(Extracted records)
▶

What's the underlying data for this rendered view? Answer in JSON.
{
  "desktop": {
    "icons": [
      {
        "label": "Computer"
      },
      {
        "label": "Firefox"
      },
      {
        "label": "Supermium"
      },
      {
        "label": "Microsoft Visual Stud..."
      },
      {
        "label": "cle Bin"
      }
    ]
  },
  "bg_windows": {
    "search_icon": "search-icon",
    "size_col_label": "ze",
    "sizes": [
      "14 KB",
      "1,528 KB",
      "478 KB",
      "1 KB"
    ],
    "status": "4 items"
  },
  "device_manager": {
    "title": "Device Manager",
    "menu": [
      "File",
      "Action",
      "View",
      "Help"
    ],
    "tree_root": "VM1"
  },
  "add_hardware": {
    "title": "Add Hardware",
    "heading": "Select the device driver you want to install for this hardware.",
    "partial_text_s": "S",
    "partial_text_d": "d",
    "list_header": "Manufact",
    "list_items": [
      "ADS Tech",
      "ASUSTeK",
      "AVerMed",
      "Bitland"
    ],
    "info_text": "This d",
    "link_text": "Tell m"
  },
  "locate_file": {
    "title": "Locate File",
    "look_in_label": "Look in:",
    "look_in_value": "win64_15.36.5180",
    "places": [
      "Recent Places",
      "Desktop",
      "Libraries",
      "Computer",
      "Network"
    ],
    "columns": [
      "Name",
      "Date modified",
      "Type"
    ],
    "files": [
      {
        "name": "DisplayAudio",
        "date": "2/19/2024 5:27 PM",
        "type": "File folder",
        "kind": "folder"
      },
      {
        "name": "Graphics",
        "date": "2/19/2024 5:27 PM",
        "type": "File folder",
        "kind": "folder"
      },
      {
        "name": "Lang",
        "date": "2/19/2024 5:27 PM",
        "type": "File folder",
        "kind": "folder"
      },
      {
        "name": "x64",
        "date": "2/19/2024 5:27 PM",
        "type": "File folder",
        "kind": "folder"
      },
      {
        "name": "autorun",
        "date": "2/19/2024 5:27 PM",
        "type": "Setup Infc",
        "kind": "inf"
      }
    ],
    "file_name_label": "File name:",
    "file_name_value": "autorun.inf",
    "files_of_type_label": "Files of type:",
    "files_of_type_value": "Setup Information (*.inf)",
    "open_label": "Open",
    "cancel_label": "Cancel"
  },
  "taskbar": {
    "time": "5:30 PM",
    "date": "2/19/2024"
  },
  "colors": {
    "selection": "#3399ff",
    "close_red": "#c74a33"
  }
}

◀

◆ TASK TO CARRY OUT ◆
Your task is to repeat every line exactly.

◆ SOLUTION TO THIS PROBLEM ◆
What's the underlying data for this rendered view? Answer in JSON.
{
  "desktop": {
    "icons": [
      {
        "label": "Computer"
      },
      {
        "label": "Firefox"
      },
      {
        "label": "Supermium"
      },
      {
        "label": "Microsoft Visual Stud..."
      },
      {
        "label": "cle Bin"
      }
    ]
  },
  "bg_windows": {
    "search_icon": "search-icon",
    "size_col_label": "ze",
    "sizes": [
      "14 KB",
      "1,528 KB",
      "478 KB",
      "1 KB"
    ],
    "status": "4 items"
  },
  "device_manager": {
    "title": "Device Manager",
    "menu": [
      "File",
      "Action",
      "View",
      "Help"
    ],
    "tree_root": "VM1"
  },
  "add_hardware": {
    "title": "Add Hardware",
    "heading": "Select the device driver you want to install for this hardware.",
    "partial_text_s": "S",
    "partial_text_d": "d",
    "list_header": "Manufact",
    "list_items": [
      "ADS Tech",
      "ASUSTeK",
      "AVerMed",
      "Bitland"
    ],
    "info_text": "This d",
    "link_text": "Tell m"
  },
  "locate_file": {
    "title": "Locate File",
    "look_in_label": "Look in:",
    "look_in_value": "win64_15.36.5180",
    "places": [
      "Recent Places",
      "Desktop",
      "Libraries",
      "Computer",
      "Network"
    ],
    "columns": [
      "Name",
      "Date modified",
      "Type"
    ],
    "files": [
      {
        "name": "DisplayAudio",
        "date": "2/19/2024 5:27 PM",
        "type": "File folder",
        "kind": "folder"
      },
      {
        "name": "Graphics",
        "date": "2/19/2024 5:27 PM",
        "type": "File folder",
        "kind": "folder"
      },
      {
        "name": "Lang",
        "date": "2/19/2024 5:27 PM",
        "type": "File folder",
        "kind": "folder"
      },
      {
        "name": "x64",
        "date": "2/19/2024 5:27 PM",
        "type": "File folder",
        "kind": "folder"
      },
      {
        "name": "autorun",
        "date": "2/19/2024 5:27 PM",
        "type": "Setup Infc",
        "kind": "inf"
      }
    ],
    "file_name_label": "File name:",
    "file_name_value": "autorun.inf",
    "files_of_type_label": "Files of type:",
    "files_of_type_value": "Setup Information (*.inf)",
    "open_label": "Open",
    "cancel_label": "Cancel"
  },
  "taskbar": {
    "time": "5:30 PM",
    "date": "2/19/2024"
  },
  "colors": {
    "selection": "#3399ff",
    "close_red": "#c74a33"
  }
}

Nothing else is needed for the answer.